***** Input rows *****

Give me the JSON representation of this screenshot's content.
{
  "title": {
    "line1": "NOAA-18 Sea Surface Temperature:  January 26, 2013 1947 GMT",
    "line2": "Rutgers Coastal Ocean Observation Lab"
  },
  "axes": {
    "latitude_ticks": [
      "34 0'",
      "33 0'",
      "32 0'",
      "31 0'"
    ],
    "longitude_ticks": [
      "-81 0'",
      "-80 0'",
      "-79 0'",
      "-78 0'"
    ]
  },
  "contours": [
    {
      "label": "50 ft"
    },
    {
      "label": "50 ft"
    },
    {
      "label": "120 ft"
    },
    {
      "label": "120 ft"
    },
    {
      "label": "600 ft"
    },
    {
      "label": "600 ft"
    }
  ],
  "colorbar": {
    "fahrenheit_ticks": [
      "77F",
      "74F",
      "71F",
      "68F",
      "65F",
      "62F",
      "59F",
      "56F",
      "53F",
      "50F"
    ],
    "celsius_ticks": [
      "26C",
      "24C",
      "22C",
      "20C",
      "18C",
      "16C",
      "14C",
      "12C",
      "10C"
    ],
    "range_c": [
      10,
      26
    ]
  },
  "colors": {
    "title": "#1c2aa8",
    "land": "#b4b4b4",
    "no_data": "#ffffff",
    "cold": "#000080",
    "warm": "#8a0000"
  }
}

*****

→ What is required
Return every record, word for word.

→ Solution to this task
Give me the JSON representation of this screenshot's content.
{
  "title": {
    "line1": "NOAA-18 Sea Surface Temperature:  January 26, 2013 1947 GMT",
    "line2": "Rutgers Coastal Ocean Observation Lab"
  },
  "axes": {
    "latitude_ticks": [
      "34 0'",
      "33 0'",
      "32 0'",
      "31 0'"
    ],
    "longitude_ticks": [
      "-81 0'",
      "-80 0'",
      "-79 0'",
      "-78 0'"
    ]
  },
  "contours": [
    {
      "label": "50 ft"
    },
    {
      "label": "50 ft"
    },
    {
      "label": "120 ft"
    },
    {
      "label": "120 ft"
    },
    {
      "label": "600 ft"
    },
    {
      "label": "600 ft"
    }
  ],
  "colorbar": {
    "fahrenheit_ticks": [
      "77F",
      "74F",
      "71F",
      "68F",
      "65F",
      "62F",
      "59F",
      "56F",
      "53F",
      "50F"
    ],
    "celsius_ticks": [
      "26C",
      "24C",
      "22C",
      "20C",
      "18C",
      "16C",
      "14C",
      "12C",
      "10C"
    ],
    "range_c": [
      10,
      26
    ]
  },
  "colors": {
    "title": "#1c2aa8",
    "land": "#b4b4b4",
    "no_data": "#ffffff",
    "cold": "#000080",
    "warm": "#8a0000"
  }
}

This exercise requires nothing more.